▶ _Instructions for the task_
Locate every line below that contains the word "Henry" and copy it.

(Source data)

:::

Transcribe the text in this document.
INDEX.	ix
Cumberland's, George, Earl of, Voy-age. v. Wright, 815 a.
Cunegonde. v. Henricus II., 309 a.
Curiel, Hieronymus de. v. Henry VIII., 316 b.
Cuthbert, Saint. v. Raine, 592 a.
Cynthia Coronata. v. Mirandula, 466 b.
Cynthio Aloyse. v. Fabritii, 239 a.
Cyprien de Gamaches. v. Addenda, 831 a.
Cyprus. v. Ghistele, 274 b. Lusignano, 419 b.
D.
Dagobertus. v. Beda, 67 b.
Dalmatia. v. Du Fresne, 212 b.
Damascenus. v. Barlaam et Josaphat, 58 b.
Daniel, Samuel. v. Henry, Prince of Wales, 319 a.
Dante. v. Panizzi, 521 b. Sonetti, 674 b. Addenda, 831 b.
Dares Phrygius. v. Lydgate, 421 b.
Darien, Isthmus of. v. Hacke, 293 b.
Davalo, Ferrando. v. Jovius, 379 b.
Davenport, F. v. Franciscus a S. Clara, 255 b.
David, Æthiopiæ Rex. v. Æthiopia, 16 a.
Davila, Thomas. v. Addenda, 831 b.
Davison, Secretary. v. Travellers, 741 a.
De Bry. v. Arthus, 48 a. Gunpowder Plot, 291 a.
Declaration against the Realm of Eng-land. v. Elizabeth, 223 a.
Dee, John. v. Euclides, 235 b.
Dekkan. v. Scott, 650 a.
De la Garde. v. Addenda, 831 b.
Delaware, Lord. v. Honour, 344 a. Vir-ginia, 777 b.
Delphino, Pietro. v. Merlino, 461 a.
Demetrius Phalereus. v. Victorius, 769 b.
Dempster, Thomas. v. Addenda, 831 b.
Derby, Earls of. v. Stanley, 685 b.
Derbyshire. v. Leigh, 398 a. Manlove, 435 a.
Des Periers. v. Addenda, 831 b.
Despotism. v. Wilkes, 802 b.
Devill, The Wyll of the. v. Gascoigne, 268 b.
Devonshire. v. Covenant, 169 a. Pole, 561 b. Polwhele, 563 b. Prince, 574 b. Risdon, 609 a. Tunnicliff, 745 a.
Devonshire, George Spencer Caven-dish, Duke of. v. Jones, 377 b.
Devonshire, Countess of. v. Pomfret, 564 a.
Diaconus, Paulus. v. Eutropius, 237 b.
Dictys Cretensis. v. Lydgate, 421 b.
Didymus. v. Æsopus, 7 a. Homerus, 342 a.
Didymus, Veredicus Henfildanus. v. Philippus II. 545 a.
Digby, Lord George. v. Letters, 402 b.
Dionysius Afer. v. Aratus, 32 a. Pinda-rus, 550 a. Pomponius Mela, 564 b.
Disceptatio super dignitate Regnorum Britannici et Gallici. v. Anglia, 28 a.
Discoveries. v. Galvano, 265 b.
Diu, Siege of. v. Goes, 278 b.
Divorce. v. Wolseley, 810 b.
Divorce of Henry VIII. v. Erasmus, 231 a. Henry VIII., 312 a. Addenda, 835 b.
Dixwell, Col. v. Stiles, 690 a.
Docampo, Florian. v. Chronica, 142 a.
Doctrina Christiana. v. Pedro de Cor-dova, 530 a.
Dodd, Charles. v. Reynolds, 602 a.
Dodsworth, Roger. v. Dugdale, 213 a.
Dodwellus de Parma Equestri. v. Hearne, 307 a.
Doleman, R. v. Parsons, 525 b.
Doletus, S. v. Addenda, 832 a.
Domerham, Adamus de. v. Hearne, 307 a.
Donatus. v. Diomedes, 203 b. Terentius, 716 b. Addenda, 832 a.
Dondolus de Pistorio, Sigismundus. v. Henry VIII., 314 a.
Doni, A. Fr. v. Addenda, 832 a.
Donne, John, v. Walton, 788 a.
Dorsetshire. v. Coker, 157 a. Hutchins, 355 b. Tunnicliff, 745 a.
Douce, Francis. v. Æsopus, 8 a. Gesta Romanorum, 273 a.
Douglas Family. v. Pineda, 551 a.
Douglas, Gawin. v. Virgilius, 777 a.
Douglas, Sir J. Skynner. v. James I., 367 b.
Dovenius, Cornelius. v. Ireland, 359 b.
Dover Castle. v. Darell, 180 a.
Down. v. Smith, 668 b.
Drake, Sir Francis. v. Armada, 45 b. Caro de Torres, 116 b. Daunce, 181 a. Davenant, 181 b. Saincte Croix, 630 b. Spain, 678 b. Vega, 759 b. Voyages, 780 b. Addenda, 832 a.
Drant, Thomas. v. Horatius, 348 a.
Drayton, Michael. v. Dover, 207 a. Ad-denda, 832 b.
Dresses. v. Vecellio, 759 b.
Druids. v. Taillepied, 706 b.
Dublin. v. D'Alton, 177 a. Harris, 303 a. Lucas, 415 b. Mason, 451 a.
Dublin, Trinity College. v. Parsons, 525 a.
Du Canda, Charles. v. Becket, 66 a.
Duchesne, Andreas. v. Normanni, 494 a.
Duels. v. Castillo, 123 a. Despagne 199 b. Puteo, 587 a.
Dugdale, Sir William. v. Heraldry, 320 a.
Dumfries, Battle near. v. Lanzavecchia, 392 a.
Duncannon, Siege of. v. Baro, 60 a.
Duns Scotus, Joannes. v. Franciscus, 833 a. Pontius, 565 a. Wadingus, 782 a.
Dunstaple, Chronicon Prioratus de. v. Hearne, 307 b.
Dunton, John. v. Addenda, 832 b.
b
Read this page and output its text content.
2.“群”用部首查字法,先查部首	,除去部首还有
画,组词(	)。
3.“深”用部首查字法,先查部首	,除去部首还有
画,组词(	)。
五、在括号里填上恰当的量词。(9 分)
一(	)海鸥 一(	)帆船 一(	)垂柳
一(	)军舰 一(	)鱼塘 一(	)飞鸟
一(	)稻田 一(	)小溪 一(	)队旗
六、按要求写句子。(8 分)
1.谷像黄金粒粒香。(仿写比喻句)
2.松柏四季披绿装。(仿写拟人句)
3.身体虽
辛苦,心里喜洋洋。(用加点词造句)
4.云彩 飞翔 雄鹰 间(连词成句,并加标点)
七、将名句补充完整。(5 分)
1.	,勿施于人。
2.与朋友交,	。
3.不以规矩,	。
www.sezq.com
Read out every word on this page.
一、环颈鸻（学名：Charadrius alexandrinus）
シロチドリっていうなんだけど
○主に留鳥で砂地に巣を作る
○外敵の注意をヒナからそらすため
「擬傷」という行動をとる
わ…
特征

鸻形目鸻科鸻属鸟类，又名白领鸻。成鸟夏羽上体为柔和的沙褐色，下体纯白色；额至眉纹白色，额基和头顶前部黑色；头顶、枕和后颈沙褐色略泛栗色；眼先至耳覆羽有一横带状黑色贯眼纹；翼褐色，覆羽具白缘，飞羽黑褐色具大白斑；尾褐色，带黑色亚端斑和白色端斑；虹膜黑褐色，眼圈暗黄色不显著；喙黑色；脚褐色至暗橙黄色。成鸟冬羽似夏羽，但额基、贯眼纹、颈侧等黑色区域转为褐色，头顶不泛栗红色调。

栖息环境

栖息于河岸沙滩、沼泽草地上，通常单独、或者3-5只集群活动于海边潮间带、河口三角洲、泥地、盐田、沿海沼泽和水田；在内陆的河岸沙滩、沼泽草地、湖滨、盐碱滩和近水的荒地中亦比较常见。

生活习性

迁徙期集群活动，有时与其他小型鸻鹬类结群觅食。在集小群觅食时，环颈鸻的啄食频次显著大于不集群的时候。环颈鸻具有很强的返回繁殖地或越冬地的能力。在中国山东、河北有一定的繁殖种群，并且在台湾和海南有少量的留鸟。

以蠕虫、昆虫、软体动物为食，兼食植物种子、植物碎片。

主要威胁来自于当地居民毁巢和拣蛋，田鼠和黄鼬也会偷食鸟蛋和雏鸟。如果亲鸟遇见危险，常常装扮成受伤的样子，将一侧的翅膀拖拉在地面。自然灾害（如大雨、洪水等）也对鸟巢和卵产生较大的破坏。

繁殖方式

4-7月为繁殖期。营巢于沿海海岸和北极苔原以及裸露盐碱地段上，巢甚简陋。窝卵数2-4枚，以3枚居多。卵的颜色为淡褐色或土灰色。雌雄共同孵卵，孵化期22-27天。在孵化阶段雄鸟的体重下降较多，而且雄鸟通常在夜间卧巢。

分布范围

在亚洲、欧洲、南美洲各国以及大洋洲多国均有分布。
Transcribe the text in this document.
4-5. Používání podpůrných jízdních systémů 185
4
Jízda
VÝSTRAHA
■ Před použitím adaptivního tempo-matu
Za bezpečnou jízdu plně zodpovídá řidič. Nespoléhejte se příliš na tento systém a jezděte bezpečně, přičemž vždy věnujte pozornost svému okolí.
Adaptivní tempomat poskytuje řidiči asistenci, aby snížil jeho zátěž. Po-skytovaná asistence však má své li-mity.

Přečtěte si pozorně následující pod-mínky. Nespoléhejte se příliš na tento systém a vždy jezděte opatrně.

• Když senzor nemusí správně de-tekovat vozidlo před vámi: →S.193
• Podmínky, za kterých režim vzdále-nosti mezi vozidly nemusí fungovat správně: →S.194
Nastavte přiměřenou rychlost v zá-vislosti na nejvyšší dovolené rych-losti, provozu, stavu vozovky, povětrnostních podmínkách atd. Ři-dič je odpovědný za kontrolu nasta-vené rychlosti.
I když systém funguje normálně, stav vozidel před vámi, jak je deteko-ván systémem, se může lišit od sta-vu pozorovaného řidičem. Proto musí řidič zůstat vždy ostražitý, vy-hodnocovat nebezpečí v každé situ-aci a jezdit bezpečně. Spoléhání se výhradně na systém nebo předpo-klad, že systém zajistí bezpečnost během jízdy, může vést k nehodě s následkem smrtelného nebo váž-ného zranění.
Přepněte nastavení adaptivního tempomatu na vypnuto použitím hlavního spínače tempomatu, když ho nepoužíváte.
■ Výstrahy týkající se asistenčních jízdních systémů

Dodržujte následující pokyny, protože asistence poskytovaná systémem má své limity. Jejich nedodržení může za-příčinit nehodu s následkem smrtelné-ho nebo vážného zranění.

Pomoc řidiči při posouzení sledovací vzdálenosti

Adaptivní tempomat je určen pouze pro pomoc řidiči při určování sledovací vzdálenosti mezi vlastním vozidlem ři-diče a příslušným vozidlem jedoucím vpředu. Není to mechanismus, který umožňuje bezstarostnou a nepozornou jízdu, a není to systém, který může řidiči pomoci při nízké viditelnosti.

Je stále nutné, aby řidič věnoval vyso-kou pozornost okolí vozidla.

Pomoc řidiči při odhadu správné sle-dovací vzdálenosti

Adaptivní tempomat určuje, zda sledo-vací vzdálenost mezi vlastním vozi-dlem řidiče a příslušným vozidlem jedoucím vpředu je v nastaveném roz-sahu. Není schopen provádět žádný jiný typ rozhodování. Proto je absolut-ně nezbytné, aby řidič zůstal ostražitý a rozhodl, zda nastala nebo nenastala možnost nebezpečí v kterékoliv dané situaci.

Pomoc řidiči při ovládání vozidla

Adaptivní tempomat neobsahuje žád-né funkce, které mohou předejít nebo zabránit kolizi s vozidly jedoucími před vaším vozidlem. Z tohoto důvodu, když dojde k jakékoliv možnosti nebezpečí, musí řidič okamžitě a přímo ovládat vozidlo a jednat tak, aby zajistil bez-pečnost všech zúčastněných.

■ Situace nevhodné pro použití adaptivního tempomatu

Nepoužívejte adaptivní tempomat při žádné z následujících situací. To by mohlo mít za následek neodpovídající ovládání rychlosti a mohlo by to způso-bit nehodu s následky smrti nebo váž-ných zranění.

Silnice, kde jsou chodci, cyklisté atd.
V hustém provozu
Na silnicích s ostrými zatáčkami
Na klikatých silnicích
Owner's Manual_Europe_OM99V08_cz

:::

▶ _Answer for the task_
Curiel, Hieronymus de. v. Henry VIII., 316 b.
Daniel, Samuel. v. Henry, Prince of Wales, 319 a.
Divorce of Henry VIII. v. Erasmus, 231 a. Henry VIII., 312 a. Addenda, 835 b.
Dondolus de Pistorio, Sigismundus. v. Henry VIII., 314 a.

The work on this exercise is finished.